→ **STORED DATA**:

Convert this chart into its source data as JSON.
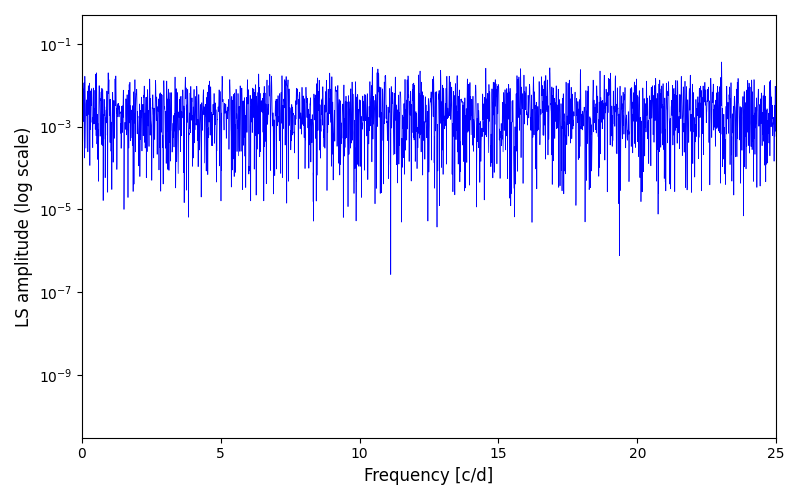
{
  "xlabel": "Frequency [c/d]",
  "ylabel": "LS amplitude (log scale)",
  "xlim": [
    0,
    25
  ],
  "ylim": [
    3e-11,
    0.5
  ],
  "line_color": "#0000ff",
  "line_width": 0.5,
  "figsize": [
    8.0,
    5.0
  ],
  "dpi": 100,
  "n_points": 8000,
  "seed": 12345,
  "freq_max": 25.0,
  "background_color": "#ffffff"
}
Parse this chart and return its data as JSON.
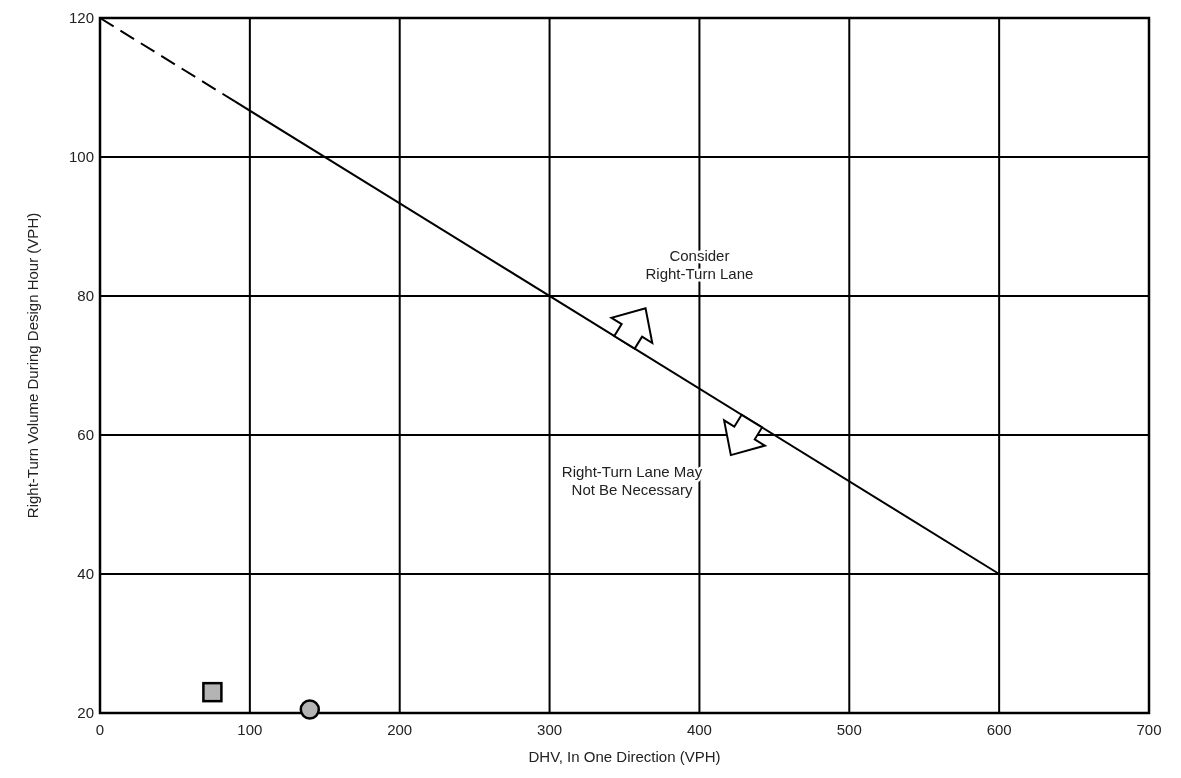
{
  "chart_data": {
    "type": "line",
    "xlabel": "DHV, In One Direction (VPH)",
    "ylabel": "Right-Turn Volume During Design Hour (VPH)",
    "xlim": [
      0,
      700
    ],
    "ylim": [
      20,
      120
    ],
    "xticks": [
      0,
      100,
      200,
      300,
      400,
      500,
      600,
      700
    ],
    "yticks": [
      20,
      40,
      60,
      80,
      100,
      120
    ],
    "grid": true,
    "series": [
      {
        "color": "#000000",
        "line_style": "dashed",
        "x": [
          0,
          90
        ],
        "values": [
          120,
          108
        ]
      },
      {
        "color": "#000000",
        "line_style": "solid",
        "x": [
          90,
          600
        ],
        "values": [
          108,
          40
        ]
      },
      {
        "type": "scatter",
        "color": "#b4b4b4",
        "marker": "square",
        "x": [
          75
        ],
        "values": [
          23
        ]
      },
      {
        "type": "scatter",
        "color": "#b4b4b4",
        "marker": "circle",
        "x": [
          140
        ],
        "values": [
          20.5
        ]
      }
    ],
    "annotations": [
      "Consider\nRight-Turn Lane",
      "Right-Turn Lane May\nNot Be Necessary"
    ]
  }
}
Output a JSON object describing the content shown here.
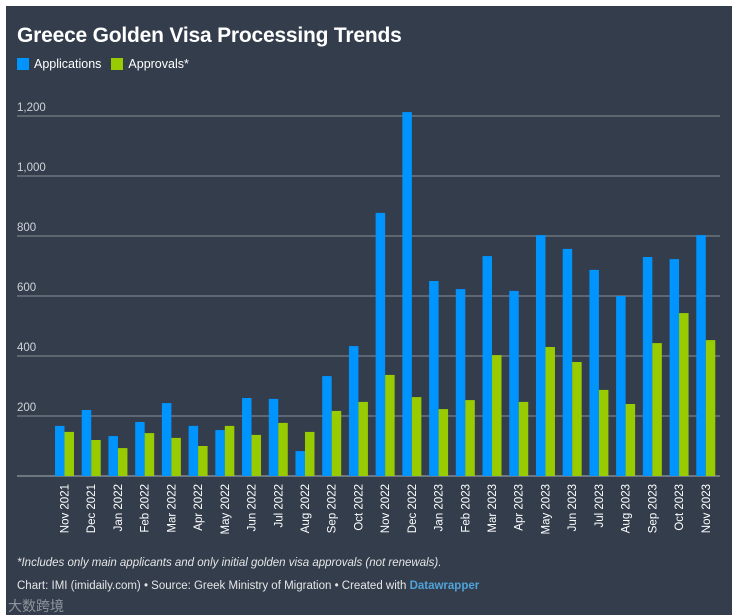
{
  "chart_data": {
    "type": "bar",
    "title": "Greece Golden Visa Processing Trends",
    "categories": [
      "Nov 2021",
      "Dec 2021",
      "Jan 2022",
      "Feb 2022",
      "Mar 2022",
      "Apr 2022",
      "May 2022",
      "Jun 2022",
      "Jul 2022",
      "Aug 2022",
      "Sep 2022",
      "Oct 2022",
      "Nov 2022",
      "Dec 2022",
      "Jan 2023",
      "Feb 2023",
      "Mar 2023",
      "Apr 2023",
      "May 2023",
      "Jun 2023",
      "Jul 2023",
      "Aug 2023",
      "Sep 2023",
      "Oct 2023",
      "Nov 2023"
    ],
    "series": [
      {
        "name": "Applications",
        "color": "#0094ff",
        "values": [
          167,
          220,
          133,
          180,
          243,
          167,
          153,
          260,
          257,
          83,
          333,
          433,
          877,
          1213,
          650,
          623,
          733,
          617,
          803,
          757,
          687,
          600,
          730,
          723,
          803
        ]
      },
      {
        "name": "Approvals*",
        "color": "#99cc00",
        "values": [
          147,
          120,
          93,
          143,
          127,
          100,
          167,
          137,
          177,
          147,
          217,
          247,
          337,
          263,
          223,
          253,
          403,
          247,
          430,
          380,
          287,
          240,
          443,
          543,
          453
        ]
      }
    ],
    "yticks": [
      "200",
      "400",
      "600",
      "800",
      "1,000",
      "1,200"
    ],
    "ytick_values": [
      200,
      400,
      600,
      800,
      1000,
      1200
    ],
    "ylim": [
      0,
      1200
    ],
    "grid": true,
    "legend_position": "top-left",
    "xlabel": "",
    "ylabel": ""
  },
  "footer": {
    "note": "*Includes only main applicants and only initial golden visa approvals (not renewals).",
    "credit": "Chart: IMI (imidaily.com) • Source: Greek Ministry of Migration • Created with ",
    "credit_link": "Datawrapper",
    "watermark": "大数跨境"
  }
}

→ **OBJECTIVE**:
How many lines in the records above contain the word "JSON"? Reply with the number and nothing more.

→ **SOLUTION TO THE PROBLEM**:
3